PROVIDED DATA: Begin

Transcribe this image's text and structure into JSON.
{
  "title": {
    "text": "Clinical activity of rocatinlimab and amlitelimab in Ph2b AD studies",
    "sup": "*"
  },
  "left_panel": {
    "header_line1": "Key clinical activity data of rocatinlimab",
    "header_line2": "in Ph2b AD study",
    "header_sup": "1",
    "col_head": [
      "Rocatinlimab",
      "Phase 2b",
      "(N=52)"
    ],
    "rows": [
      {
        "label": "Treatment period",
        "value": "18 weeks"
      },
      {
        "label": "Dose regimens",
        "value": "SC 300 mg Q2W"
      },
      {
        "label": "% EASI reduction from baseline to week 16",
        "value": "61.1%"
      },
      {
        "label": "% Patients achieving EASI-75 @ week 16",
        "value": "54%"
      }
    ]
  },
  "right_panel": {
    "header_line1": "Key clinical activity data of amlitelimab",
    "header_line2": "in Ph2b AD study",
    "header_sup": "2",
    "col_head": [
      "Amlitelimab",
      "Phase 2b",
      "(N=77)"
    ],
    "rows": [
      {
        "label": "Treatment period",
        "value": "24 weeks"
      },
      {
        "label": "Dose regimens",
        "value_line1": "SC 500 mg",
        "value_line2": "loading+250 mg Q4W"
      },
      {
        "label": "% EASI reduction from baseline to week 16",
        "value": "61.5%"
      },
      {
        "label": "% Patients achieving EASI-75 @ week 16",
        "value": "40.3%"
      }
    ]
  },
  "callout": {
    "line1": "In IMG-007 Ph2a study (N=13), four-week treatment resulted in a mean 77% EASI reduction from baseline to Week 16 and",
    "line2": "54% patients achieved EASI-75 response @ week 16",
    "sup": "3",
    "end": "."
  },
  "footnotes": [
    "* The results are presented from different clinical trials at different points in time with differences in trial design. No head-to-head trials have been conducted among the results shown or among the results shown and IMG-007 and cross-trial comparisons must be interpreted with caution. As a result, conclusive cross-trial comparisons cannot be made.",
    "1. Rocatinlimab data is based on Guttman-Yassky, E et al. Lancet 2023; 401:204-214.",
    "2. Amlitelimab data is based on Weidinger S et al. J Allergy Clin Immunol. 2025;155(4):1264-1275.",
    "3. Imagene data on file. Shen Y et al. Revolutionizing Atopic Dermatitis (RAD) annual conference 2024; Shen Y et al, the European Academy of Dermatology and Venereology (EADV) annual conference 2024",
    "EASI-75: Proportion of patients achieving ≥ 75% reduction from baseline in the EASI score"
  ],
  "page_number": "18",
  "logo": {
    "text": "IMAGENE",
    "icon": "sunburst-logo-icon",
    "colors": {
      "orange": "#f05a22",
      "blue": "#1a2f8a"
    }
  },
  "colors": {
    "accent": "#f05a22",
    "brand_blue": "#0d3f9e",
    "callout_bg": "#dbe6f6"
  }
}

PROVIDED DATA: End

- **TASK PROMPT**:
Write out the whole listing again. Match it word for word.

- **RESULT**:
Transcribe this image's text and structure into JSON.
{
  "title": {
    "text": "Clinical activity of rocatinlimab and amlitelimab in Ph2b AD studies",
    "sup": "*"
  },
  "left_panel": {
    "header_line1": "Key clinical activity data of rocatinlimab",
    "header_line2": "in Ph2b AD study",
    "header_sup": "1",
    "col_head": [
      "Rocatinlimab",
      "Phase 2b",
      "(N=52)"
    ],
    "rows": [
      {
        "label": "Treatment period",
        "value": "18 weeks"
      },
      {
        "label": "Dose regimens",
        "value": "SC 300 mg Q2W"
      },
      {
        "label": "% EASI reduction from baseline to week 16",
        "value": "61.1%"
      },
      {
        "label": "% Patients achieving EASI-75 @ week 16",
        "value": "54%"
      }
    ]
  },
  "right_panel": {
    "header_line1": "Key clinical activity data of amlitelimab",
    "header_line2": "in Ph2b AD study",
    "header_sup": "2",
    "col_head": [
      "Amlitelimab",
      "Phase 2b",
      "(N=77)"
    ],
    "rows": [
      {
        "label": "Treatment period",
        "value": "24 weeks"
      },
      {
        "label": "Dose regimens",
        "value_line1": "SC 500 mg",
        "value_line2": "loading+250 mg Q4W"
      },
      {
        "label": "% EASI reduction from baseline to week 16",
        "value": "61.5%"
      },
      {
        "label": "% Patients achieving EASI-75 @ week 16",
        "value": "40.3%"
      }
    ]
  },
  "callout": {
    "line1": "In IMG-007 Ph2a study (N=13), four-week treatment resulted in a mean 77% EASI reduction from baseline to Week 16 and",
    "line2": "54% patients achieved EASI-75 response @ week 16",
    "sup": "3",
    "end": "."
  },
  "footnotes": [
    "* The results are presented from different clinical trials at different points in time with differences in trial design. No head-to-head trials have been conducted among the results shown or among the results shown and IMG-007 and cross-trial comparisons must be interpreted with caution. As a result, conclusive cross-trial comparisons cannot be made.",
    "1. Rocatinlimab data is based on Guttman-Yassky, E et al. Lancet 2023; 401:204-214.",
    "2. Amlitelimab data is based on Weidinger S et al. J Allergy Clin Immunol. 2025;155(4):1264-1275.",
    "3. Imagene data on file. Shen Y et al. Revolutionizing Atopic Dermatitis (RAD) annual conference 2024; Shen Y et al, the European Academy of Dermatology and Venereology (EADV) annual conference 2024",
    "EASI-75: Proportion of patients achieving ≥ 75% reduction from baseline in the EASI score"
  ],
  "page_number": "18",
  "logo": {
    "text": "IMAGENE",
    "icon": "sunburst-logo-icon",
    "colors": {
      "orange": "#f05a22",
      "blue": "#1a2f8a"
    }
  },
  "colors": {
    "accent": "#f05a22",
    "brand_blue": "#0d3f9e",
    "callout_bg": "#dbe6f6"
  }
}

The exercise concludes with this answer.